» To be done
Repeat the material below exactly, line for line.

** START Dataset **

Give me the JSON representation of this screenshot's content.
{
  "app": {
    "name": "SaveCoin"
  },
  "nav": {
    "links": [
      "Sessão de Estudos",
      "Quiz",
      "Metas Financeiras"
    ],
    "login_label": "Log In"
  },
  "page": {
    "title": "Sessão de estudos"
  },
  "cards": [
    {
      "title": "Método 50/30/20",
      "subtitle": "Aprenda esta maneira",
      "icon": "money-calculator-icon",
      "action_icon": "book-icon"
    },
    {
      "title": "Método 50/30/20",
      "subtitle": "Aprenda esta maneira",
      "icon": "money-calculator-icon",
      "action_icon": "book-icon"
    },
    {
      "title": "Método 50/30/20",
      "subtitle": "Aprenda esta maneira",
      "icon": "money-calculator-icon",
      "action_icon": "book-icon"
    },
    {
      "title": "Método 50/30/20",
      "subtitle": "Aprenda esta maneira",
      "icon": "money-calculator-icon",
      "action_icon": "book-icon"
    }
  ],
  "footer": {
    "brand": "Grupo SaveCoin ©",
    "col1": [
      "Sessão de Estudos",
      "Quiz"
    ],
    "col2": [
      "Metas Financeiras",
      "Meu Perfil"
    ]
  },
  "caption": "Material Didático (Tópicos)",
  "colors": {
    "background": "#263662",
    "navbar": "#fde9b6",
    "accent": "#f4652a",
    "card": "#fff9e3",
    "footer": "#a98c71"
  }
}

** END Dataset **

» Solution to the problem
Give me the JSON representation of this screenshot's content.
{
  "app": {
    "name": "SaveCoin"
  },
  "nav": {
    "links": [
      "Sessão de Estudos",
      "Quiz",
      "Metas Financeiras"
    ],
    "login_label": "Log In"
  },
  "page": {
    "title": "Sessão de estudos"
  },
  "cards": [
    {
      "title": "Método 50/30/20",
      "subtitle": "Aprenda esta maneira",
      "icon": "money-calculator-icon",
      "action_icon": "book-icon"
    },
    {
      "title": "Método 50/30/20",
      "subtitle": "Aprenda esta maneira",
      "icon": "money-calculator-icon",
      "action_icon": "book-icon"
    },
    {
      "title": "Método 50/30/20",
      "subtitle": "Aprenda esta maneira",
      "icon": "money-calculator-icon",
      "action_icon": "book-icon"
    },
    {
      "title": "Método 50/30/20",
      "subtitle": "Aprenda esta maneira",
      "icon": "money-calculator-icon",
      "action_icon": "book-icon"
    }
  ],
  "footer": {
    "brand": "Grupo SaveCoin ©",
    "col1": [
      "Sessão de Estudos",
      "Quiz"
    ],
    "col2": [
      "Metas Financeiras",
      "Meu Perfil"
    ]
  },
  "caption": "Material Didático (Tópicos)",
  "colors": {
    "background": "#263662",
    "navbar": "#fde9b6",
    "accent": "#f4652a",
    "card": "#fff9e3",
    "footer": "#a98c71"
  }
}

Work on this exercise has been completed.